- [WRITTEN INSTRUCTION]: In the listing below, locate the line containing "Read out every word on this page."; reproduce that line and all lines that follow it, unchanged.

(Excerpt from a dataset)
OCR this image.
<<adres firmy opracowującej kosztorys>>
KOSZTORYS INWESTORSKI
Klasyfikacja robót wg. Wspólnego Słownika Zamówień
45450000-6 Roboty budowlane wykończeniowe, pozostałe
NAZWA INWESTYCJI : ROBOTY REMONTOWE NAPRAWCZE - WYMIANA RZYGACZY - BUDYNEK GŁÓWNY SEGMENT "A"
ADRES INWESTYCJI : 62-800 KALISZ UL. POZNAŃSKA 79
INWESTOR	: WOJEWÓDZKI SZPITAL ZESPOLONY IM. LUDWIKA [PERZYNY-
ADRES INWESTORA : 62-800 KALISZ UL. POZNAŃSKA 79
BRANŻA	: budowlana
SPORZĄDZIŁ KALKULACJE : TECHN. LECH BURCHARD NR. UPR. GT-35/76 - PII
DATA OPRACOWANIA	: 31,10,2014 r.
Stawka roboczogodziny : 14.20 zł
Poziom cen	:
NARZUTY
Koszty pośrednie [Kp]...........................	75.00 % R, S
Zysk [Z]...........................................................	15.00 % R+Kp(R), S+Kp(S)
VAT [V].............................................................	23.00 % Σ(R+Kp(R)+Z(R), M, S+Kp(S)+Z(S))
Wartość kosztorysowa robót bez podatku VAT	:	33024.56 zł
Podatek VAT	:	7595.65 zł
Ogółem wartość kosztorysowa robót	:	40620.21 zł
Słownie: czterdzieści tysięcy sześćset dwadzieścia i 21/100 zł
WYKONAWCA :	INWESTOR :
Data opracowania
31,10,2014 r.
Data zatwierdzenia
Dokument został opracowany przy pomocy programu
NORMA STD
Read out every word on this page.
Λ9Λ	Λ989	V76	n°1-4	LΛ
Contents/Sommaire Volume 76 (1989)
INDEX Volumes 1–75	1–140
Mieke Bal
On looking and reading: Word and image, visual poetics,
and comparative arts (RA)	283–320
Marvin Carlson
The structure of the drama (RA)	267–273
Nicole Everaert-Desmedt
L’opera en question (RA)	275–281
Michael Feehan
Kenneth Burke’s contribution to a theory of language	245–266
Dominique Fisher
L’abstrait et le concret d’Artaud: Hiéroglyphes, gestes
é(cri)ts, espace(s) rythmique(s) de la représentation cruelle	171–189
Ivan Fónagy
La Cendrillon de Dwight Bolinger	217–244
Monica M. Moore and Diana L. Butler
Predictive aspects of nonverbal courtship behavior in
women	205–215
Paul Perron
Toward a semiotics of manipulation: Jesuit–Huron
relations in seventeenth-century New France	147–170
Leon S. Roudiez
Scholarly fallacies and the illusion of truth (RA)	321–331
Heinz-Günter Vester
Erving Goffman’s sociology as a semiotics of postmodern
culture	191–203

- [SOLUTION TO THIS PROBLEM]:
Read out every word on this page.
Λ9Λ	Λ989	V76	n°1-4	LΛ
Contents/Sommaire Volume 76 (1989)
INDEX Volumes 1–75	1–140
Mieke Bal
On looking and reading: Word and image, visual poetics,
and comparative arts (RA)	283–320
Marvin Carlson
The structure of the drama (RA)	267–273
Nicole Everaert-Desmedt
L’opera en question (RA)	275–281
Michael Feehan
Kenneth Burke’s contribution to a theory of language	245–266
Dominique Fisher
L’abstrait et le concret d’Artaud: Hiéroglyphes, gestes
é(cri)ts, espace(s) rythmique(s) de la représentation cruelle	171–189
Ivan Fónagy
La Cendrillon de Dwight Bolinger	217–244
Monica M. Moore and Diana L. Butler
Predictive aspects of nonverbal courtship behavior in
women	205–215
Paul Perron
Toward a semiotics of manipulation: Jesuit–Huron
relations in seventeenth-century New France	147–170
Leon S. Roudiez
Scholarly fallacies and the illusion of truth (RA)	321–331
Heinz-Günter Vester
Erving Goffman’s sociology as a semiotics of postmodern
culture	191–203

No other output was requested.